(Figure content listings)
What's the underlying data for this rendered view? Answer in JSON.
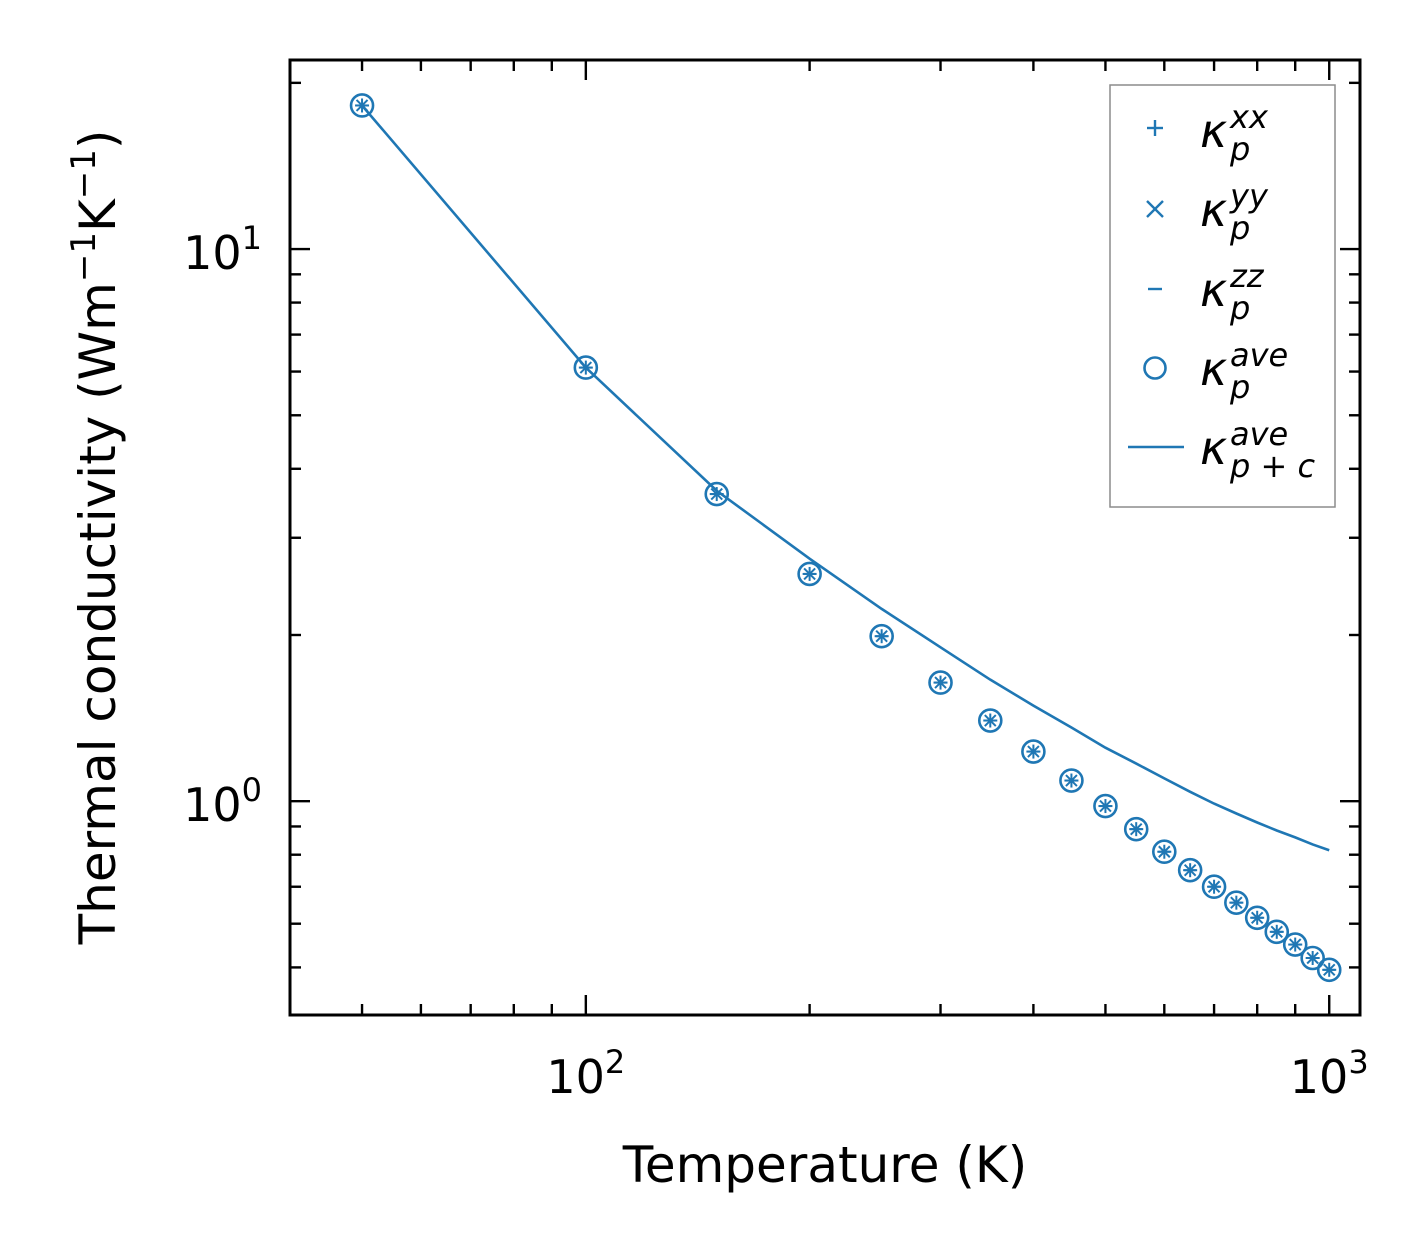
{
  "chart_data": {
    "type": "scatter",
    "xlabel": "Temperature (K)",
    "ylabel": "Thermal conductivity (Wm",
    "ylabel_unit_m": "m",
    "ylabel_exp": "−1",
    "ylabel_unit_k": "K",
    "ylabel_close": ")",
    "xscale": "log",
    "yscale": "log",
    "xlim": [
      40,
      1100
    ],
    "ylim": [
      0.41,
      22
    ],
    "x_ticks": [
      {
        "base": "10",
        "exp": "2",
        "value": 100
      },
      {
        "base": "10",
        "exp": "3",
        "value": 1000
      }
    ],
    "y_ticks": [
      {
        "base": "10",
        "exp": "0",
        "value": 1
      },
      {
        "base": "10",
        "exp": "1",
        "value": 10
      }
    ],
    "legend_position": "top-right",
    "legend": [
      {
        "marker": "plus",
        "symbol": "κ",
        "sup": "xx",
        "sub": "p"
      },
      {
        "marker": "x",
        "symbol": "κ",
        "sup": "yy",
        "sub": "p"
      },
      {
        "marker": "hline",
        "symbol": "κ",
        "sup": "zz",
        "sub": "p"
      },
      {
        "marker": "circle",
        "symbol": "κ",
        "sup": "ave",
        "sub": "p"
      },
      {
        "marker": "line",
        "symbol": "κ",
        "sup": "ave",
        "sub": "p + c"
      }
    ],
    "color": "#1f77b4",
    "x": [
      50,
      100,
      150,
      200,
      250,
      300,
      350,
      400,
      450,
      500,
      550,
      600,
      650,
      700,
      750,
      800,
      850,
      900,
      950,
      1000
    ],
    "series": [
      {
        "name": "kappa_p_xx",
        "marker": "plus",
        "values": [
          18.2,
          6.1,
          3.6,
          2.58,
          1.99,
          1.64,
          1.4,
          1.23,
          1.09,
          0.98,
          0.89,
          0.81,
          0.75,
          0.7,
          0.655,
          0.615,
          0.58,
          0.55,
          0.52,
          0.495
        ]
      },
      {
        "name": "kappa_p_yy",
        "marker": "x",
        "values": [
          18.2,
          6.1,
          3.6,
          2.58,
          1.99,
          1.64,
          1.4,
          1.23,
          1.09,
          0.98,
          0.89,
          0.81,
          0.75,
          0.7,
          0.655,
          0.615,
          0.58,
          0.55,
          0.52,
          0.495
        ]
      },
      {
        "name": "kappa_p_zz",
        "marker": "hline",
        "values": [
          18.2,
          6.1,
          3.6,
          2.58,
          1.99,
          1.64,
          1.4,
          1.23,
          1.09,
          0.98,
          0.89,
          0.81,
          0.75,
          0.7,
          0.655,
          0.615,
          0.58,
          0.55,
          0.52,
          0.495
        ]
      },
      {
        "name": "kappa_p_ave",
        "marker": "circle",
        "values": [
          18.2,
          6.1,
          3.6,
          2.58,
          1.99,
          1.64,
          1.4,
          1.23,
          1.09,
          0.98,
          0.89,
          0.81,
          0.75,
          0.7,
          0.655,
          0.615,
          0.58,
          0.55,
          0.52,
          0.495
        ]
      },
      {
        "name": "kappa_p_plus_c_ave",
        "marker": "line",
        "values": [
          18.2,
          6.1,
          3.65,
          2.75,
          2.23,
          1.9,
          1.66,
          1.49,
          1.36,
          1.25,
          1.17,
          1.1,
          1.04,
          0.99,
          0.95,
          0.915,
          0.885,
          0.86,
          0.835,
          0.815
        ]
      }
    ]
  }
}
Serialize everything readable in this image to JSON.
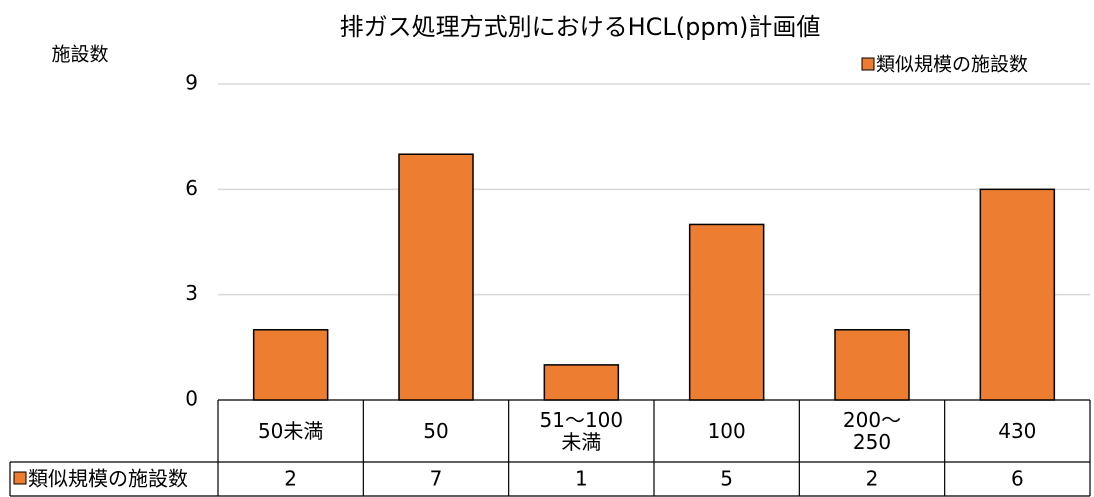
{
  "chart_data": {
    "type": "bar",
    "title": "排ガス処理方式別におけるHCL(ppm)計画値",
    "y_label": "施設数",
    "categories": [
      "50未満",
      "50",
      "51～100未満",
      "100",
      "200～250",
      "430"
    ],
    "series": [
      {
        "name": "類似規模の施設数",
        "color": "#ed7d31",
        "values": [
          2,
          7,
          1,
          5,
          2,
          6
        ]
      }
    ],
    "ylim": [
      0,
      9
    ],
    "yticks": [
      0,
      3,
      6,
      9
    ],
    "grid": true,
    "legend": "top-right",
    "data_table": true
  }
}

• _What is expected_
Print out the whole of the material word for word, without pictures.

• _Response_
What's the underlying data for this rendered view? Answer in JSON.
{
  "chart_data": {
    "type": "scatter",
    "xlabel": "Temperature (K)",
    "ylabel": "Thermal conductivity (Wm",
    "ylabel_unit_m": "m",
    "ylabel_exp": "−1",
    "ylabel_unit_k": "K",
    "ylabel_close": ")",
    "xscale": "log",
    "yscale": "log",
    "xlim": [
      40,
      1100
    ],
    "ylim": [
      0.41,
      22
    ],
    "x_ticks": [
      {
        "base": "10",
        "exp": "2",
        "value": 100
      },
      {
        "base": "10",
        "exp": "3",
        "value": 1000
      }
    ],
    "y_ticks": [
      {
        "base": "10",
        "exp": "0",
        "value": 1
      },
      {
        "base": "10",
        "exp": "1",
        "value": 10
      }
    ],
    "legend_position": "top-right",
    "legend": [
      {
        "marker": "plus",
        "symbol": "κ",
        "sup": "xx",
        "sub": "p"
      },
      {
        "marker": "x",
        "symbol": "κ",
        "sup": "yy",
        "sub": "p"
      },
      {
        "marker": "hline",
        "symbol": "κ",
        "sup": "zz",
        "sub": "p"
      },
      {
        "marker": "circle",
        "symbol": "κ",
        "sup": "ave",
        "sub": "p"
      },
      {
        "marker": "line",
        "symbol": "κ",
        "sup": "ave",
        "sub": "p + c"
      }
    ],
    "color": "#1f77b4",
    "x": [
      50,
      100,
      150,
      200,
      250,
      300,
      350,
      400,
      450,
      500,
      550,
      600,
      650,
      700,
      750,
      800,
      850,
      900,
      950,
      1000
    ],
    "series": [
      {
        "name": "kappa_p_xx",
        "marker": "plus",
        "values": [
          18.2,
          6.1,
          3.6,
          2.58,
          1.99,
          1.64,
          1.4,
          1.23,
          1.09,
          0.98,
          0.89,
          0.81,
          0.75,
          0.7,
          0.655,
          0.615,
          0.58,
          0.55,
          0.52,
          0.495
        ]
      },
      {
        "name": "kappa_p_yy",
        "marker": "x",
        "values": [
          18.2,
          6.1,
          3.6,
          2.58,
          1.99,
          1.64,
          1.4,
          1.23,
          1.09,
          0.98,
          0.89,
          0.81,
          0.75,
          0.7,
          0.655,
          0.615,
          0.58,
          0.55,
          0.52,
          0.495
        ]
      },
      {
        "name": "kappa_p_zz",
        "marker": "hline",
        "values": [
          18.2,
          6.1,
          3.6,
          2.58,
          1.99,
          1.64,
          1.4,
          1.23,
          1.09,
          0.98,
          0.89,
          0.81,
          0.75,
          0.7,
          0.655,
          0.615,
          0.58,
          0.55,
          0.52,
          0.495
        ]
      },
      {
        "name": "kappa_p_ave",
        "marker": "circle",
        "values": [
          18.2,
          6.1,
          3.6,
          2.58,
          1.99,
          1.64,
          1.4,
          1.23,
          1.09,
          0.98,
          0.89,
          0.81,
          0.75,
          0.7,
          0.655,
          0.615,
          0.58,
          0.55,
          0.52,
          0.495
        ]
      },
      {
        "name": "kappa_p_plus_c_ave",
        "marker": "line",
        "values": [
          18.2,
          6.1,
          3.65,
          2.75,
          2.23,
          1.9,
          1.66,
          1.49,
          1.36,
          1.25,
          1.17,
          1.1,
          1.04,
          0.99,
          0.95,
          0.915,
          0.885,
          0.86,
          0.835,
          0.815
        ]
      }
    ]
  }
}
Serialize everything readable in this image to JSON.
{
  "chart_data": {
    "type": "bar",
    "title": "排ガス処理方式別におけるHCL(ppm)計画値",
    "y_label": "施設数",
    "categories": [
      "50未満",
      "50",
      "51～100未満",
      "100",
      "200～250",
      "430"
    ],
    "series": [
      {
        "name": "類似規模の施設数",
        "color": "#ed7d31",
        "values": [
          2,
          7,
          1,
          5,
          2,
          6
        ]
      }
    ],
    "ylim": [
      0,
      9
    ],
    "yticks": [
      0,
      3,
      6,
      9
    ],
    "grid": true,
    "legend": "top-right",
    "data_table": true
  }
}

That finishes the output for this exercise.